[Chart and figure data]
· · ·
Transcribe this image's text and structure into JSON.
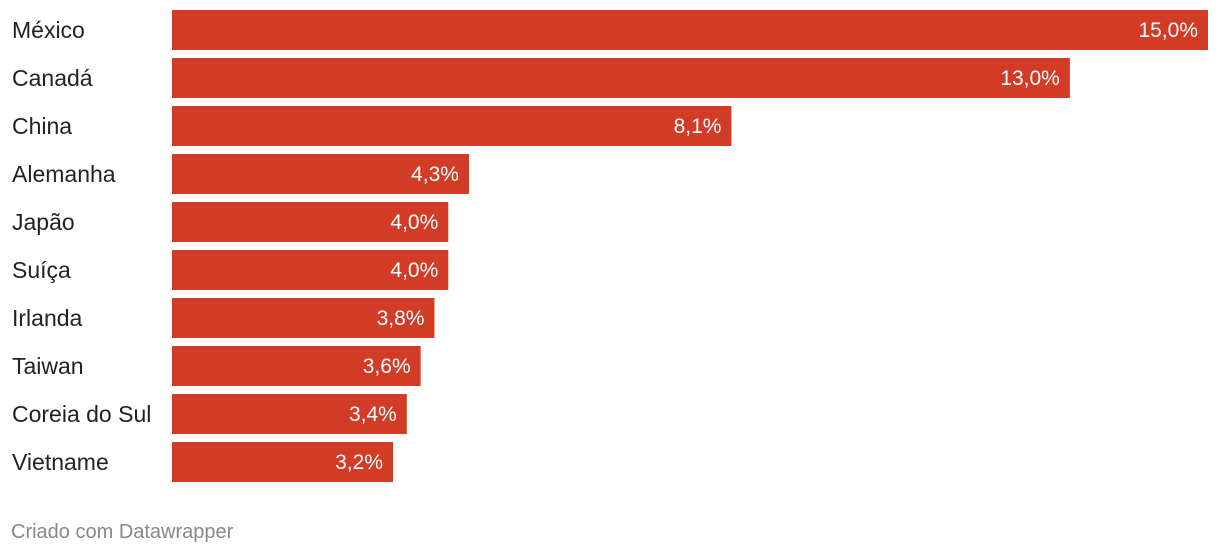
{
  "chart_data": {
    "type": "bar",
    "orientation": "horizontal",
    "categories": [
      "México",
      "Canadá",
      "China",
      "Alemanha",
      "Japão",
      "Suíça",
      "Irlanda",
      "Taiwan",
      "Coreia do Sul",
      "Vietname"
    ],
    "values": [
      15.0,
      13.0,
      8.1,
      4.3,
      4.0,
      4.0,
      3.8,
      3.6,
      3.4,
      3.2
    ],
    "value_labels": [
      "15,0%",
      "13,0%",
      "8,1%",
      "4,3%",
      "4,0%",
      "4,0%",
      "3,8%",
      "3,6%",
      "3,4%",
      "3,2%"
    ],
    "xlim": [
      0,
      15
    ],
    "grid": false,
    "bar_color": "#d23b26"
  },
  "footer": {
    "credit": "Criado com Datawrapper"
  }
}
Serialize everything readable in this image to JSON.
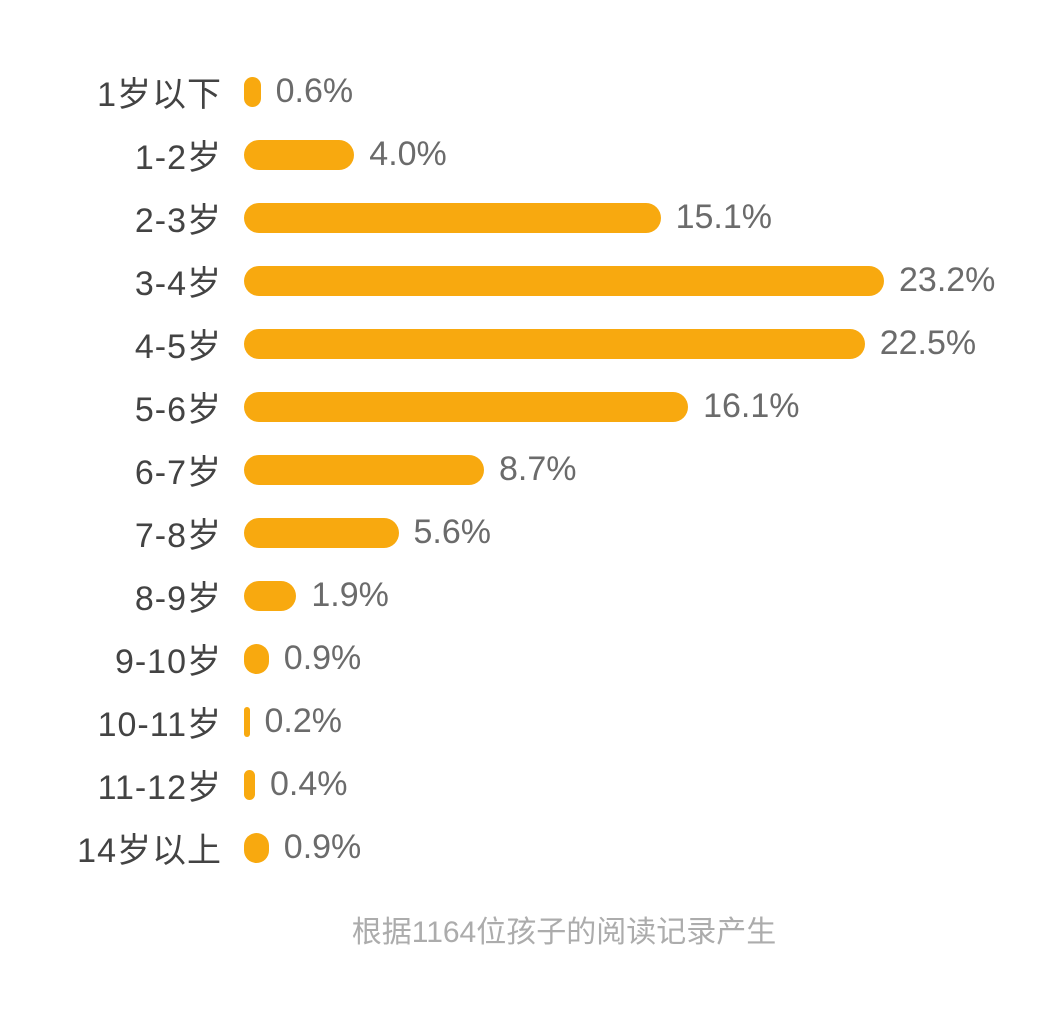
· · ·
• TASK DESCRIPTION:
Transcribe the material exactly, and leave out whatever pictures it holds.

• COMPLETE RESPONSE:
Transcribe this image's text and structure into JSON.
{
  "chart_data": {
    "type": "bar",
    "orientation": "horizontal",
    "categories": [
      "México",
      "Canadá",
      "China",
      "Alemanha",
      "Japão",
      "Suíça",
      "Irlanda",
      "Taiwan",
      "Coreia do Sul",
      "Vietname"
    ],
    "values": [
      15.0,
      13.0,
      8.1,
      4.3,
      4.0,
      4.0,
      3.8,
      3.6,
      3.4,
      3.2
    ],
    "value_labels": [
      "15,0%",
      "13,0%",
      "8,1%",
      "4,3%",
      "4,0%",
      "4,0%",
      "3,8%",
      "3,6%",
      "3,4%",
      "3,2%"
    ],
    "xlim": [
      0,
      15
    ],
    "grid": false,
    "bar_color": "#d23b26"
  },
  "footer": {
    "credit": "Criado com Datawrapper"
  }
}
Serialize everything readable in this image to JSON.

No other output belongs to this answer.